(Collected data)
▶

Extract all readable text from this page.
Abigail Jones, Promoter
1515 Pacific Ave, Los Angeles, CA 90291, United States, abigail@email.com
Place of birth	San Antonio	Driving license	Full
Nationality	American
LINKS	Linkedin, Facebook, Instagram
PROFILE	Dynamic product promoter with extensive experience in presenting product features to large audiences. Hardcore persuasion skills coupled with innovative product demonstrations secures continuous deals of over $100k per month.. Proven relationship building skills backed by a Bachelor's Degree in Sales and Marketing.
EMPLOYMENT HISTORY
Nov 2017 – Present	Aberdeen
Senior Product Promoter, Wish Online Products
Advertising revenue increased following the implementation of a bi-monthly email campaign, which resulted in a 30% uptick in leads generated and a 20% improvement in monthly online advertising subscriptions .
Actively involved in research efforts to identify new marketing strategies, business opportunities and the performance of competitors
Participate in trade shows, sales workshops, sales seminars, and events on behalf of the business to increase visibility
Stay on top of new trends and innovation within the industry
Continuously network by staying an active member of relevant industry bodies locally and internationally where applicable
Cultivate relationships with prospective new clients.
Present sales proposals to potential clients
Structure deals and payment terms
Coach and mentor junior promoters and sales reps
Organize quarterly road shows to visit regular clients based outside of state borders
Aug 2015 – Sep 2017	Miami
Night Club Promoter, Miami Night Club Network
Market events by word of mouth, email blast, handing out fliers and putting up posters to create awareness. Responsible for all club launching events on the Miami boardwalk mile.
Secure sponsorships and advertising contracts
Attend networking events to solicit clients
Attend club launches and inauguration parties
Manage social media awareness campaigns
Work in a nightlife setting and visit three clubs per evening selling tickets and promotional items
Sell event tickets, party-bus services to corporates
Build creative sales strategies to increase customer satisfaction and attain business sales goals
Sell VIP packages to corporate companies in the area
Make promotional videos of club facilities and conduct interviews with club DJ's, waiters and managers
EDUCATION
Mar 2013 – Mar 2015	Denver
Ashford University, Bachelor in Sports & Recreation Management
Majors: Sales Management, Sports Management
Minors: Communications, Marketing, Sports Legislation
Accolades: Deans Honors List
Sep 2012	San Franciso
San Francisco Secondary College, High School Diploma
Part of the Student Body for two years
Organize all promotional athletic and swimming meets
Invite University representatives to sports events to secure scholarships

◀

▶ _Problem statement_: From the data above, show each line that contains "deals".

▶ _The reply_:
PROFILE	Dynamic product promoter with extensive experience in presenting product features to large audiences. Hardcore persuasion skills coupled with innovative product demonstrations secures continuous deals of over $100k per month.. Proven relationship building skills backed by a Bachelor's Degree in Sales and Marketing.
Structure deals and payment terms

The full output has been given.